Description of the task: Copy every line of the listing that holds the string "better".

Provided information:
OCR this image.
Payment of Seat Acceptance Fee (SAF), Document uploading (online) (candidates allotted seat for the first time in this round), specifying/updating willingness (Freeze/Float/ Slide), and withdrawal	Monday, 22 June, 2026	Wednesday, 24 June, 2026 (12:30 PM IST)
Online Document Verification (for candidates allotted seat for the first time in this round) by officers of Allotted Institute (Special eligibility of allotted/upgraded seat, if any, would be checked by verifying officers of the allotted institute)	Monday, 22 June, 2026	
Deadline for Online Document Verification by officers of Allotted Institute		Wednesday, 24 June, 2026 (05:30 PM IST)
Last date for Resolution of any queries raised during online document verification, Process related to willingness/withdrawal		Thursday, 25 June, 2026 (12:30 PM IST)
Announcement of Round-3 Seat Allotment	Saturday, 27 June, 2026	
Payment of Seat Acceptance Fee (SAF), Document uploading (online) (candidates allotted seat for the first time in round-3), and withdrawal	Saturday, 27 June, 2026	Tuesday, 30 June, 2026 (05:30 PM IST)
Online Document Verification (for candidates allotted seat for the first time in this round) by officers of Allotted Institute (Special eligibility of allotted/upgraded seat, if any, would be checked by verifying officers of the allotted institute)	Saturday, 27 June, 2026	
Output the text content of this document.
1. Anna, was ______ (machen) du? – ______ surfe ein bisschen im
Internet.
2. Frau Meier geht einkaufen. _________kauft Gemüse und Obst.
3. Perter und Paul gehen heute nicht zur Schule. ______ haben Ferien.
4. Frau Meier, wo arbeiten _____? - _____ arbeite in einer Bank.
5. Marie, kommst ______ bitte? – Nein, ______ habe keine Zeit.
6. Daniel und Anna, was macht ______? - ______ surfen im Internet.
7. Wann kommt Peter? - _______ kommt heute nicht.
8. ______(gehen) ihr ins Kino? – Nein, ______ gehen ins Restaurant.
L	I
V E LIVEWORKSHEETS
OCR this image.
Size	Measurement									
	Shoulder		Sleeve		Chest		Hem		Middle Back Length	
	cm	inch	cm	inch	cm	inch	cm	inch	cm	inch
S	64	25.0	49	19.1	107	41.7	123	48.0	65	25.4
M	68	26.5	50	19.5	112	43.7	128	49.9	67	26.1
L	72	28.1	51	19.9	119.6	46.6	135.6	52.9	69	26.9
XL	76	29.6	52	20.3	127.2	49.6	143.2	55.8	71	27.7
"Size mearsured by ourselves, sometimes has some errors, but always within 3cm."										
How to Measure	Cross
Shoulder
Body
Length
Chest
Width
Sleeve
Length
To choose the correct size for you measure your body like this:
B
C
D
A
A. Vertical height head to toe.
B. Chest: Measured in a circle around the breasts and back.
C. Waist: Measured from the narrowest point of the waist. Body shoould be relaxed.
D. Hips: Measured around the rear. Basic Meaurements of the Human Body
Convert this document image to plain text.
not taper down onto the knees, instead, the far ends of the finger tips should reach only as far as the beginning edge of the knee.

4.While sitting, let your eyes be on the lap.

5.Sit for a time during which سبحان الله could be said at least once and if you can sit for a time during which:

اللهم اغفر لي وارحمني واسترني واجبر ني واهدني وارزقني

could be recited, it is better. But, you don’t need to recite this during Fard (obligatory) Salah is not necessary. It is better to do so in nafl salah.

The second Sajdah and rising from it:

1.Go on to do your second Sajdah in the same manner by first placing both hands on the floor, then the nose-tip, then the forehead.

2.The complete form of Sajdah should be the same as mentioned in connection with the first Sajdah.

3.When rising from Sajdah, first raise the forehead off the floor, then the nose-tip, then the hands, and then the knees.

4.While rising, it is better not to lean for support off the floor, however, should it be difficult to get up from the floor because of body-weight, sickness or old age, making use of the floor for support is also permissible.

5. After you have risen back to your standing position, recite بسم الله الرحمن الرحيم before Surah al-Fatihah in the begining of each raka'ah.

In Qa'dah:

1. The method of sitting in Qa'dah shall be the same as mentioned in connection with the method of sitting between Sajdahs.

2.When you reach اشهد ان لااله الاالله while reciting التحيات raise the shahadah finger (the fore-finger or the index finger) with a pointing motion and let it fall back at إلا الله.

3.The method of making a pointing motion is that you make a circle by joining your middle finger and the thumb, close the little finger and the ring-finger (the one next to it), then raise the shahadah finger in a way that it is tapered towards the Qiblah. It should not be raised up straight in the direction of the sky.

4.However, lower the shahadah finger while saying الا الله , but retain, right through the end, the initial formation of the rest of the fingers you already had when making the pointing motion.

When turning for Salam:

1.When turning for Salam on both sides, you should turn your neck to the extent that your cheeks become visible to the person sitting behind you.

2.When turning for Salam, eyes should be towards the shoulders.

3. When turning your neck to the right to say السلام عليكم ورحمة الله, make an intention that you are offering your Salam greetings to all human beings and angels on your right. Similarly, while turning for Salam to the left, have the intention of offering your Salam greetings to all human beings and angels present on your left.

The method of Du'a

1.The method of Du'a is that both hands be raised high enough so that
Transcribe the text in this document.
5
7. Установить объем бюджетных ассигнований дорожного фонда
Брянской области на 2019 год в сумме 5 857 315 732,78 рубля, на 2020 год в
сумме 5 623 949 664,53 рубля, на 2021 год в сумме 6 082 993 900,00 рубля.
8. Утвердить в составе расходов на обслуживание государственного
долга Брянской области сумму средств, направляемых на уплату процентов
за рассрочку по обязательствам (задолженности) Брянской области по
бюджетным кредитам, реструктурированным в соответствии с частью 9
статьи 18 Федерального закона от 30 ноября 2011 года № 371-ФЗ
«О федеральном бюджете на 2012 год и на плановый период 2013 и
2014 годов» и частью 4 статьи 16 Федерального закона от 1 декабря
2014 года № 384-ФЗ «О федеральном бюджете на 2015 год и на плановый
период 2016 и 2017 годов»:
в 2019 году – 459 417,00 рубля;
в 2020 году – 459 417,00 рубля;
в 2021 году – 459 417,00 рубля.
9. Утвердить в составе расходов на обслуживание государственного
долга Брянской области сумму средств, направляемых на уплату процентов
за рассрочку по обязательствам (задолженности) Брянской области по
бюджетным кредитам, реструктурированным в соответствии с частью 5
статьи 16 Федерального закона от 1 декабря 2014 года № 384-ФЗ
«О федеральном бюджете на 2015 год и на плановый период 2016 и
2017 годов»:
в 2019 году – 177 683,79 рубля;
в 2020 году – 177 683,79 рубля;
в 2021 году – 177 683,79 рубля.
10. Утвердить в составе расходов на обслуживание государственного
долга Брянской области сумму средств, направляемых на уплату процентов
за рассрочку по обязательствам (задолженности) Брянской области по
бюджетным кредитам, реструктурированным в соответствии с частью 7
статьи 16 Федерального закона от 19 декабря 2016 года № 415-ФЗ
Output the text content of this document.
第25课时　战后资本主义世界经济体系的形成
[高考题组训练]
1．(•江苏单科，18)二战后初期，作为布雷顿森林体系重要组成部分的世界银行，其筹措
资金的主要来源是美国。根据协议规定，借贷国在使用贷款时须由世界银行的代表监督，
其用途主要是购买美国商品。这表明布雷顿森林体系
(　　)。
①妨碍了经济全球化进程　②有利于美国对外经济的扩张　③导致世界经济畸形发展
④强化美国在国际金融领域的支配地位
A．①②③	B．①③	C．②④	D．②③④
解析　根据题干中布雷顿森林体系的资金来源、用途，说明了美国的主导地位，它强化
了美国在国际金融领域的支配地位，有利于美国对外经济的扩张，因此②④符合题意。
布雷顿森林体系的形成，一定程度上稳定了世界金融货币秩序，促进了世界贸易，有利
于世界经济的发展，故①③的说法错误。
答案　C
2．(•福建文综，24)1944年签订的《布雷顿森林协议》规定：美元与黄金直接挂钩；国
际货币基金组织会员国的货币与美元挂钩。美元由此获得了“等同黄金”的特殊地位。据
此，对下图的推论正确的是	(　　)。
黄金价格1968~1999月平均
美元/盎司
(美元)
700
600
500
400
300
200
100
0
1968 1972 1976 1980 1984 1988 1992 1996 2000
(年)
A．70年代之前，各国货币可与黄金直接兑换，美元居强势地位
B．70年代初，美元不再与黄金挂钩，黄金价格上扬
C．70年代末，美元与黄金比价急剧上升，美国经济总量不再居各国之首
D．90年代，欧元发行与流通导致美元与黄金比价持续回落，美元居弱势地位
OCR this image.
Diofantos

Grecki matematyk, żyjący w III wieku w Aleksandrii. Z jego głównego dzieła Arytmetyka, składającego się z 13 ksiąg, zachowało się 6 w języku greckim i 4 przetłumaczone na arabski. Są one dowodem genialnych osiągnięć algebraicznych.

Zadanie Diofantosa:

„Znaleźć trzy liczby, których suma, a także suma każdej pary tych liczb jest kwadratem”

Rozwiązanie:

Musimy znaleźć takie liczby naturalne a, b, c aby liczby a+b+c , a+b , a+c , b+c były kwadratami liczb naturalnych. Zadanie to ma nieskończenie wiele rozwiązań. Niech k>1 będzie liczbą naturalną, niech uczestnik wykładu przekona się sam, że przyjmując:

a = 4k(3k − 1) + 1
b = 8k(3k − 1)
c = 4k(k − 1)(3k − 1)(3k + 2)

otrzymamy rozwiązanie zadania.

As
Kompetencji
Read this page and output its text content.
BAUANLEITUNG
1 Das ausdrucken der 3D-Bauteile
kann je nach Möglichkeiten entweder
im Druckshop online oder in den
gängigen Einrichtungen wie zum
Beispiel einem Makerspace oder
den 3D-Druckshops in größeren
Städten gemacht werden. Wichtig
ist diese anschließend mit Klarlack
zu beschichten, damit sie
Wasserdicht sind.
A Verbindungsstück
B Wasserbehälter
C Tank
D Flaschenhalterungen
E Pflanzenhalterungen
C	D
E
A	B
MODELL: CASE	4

Solution:
could be recited, it is better. But, you don’t need to recite this during Fard (obligatory) Salah is not necessary. It is better to do so in nafl salah.
4.While rising, it is better not to lean for support off the floor, however, should it be difficult to get up from the floor because of body-weight, sickness or old age, making use of the floor for support is also permissible.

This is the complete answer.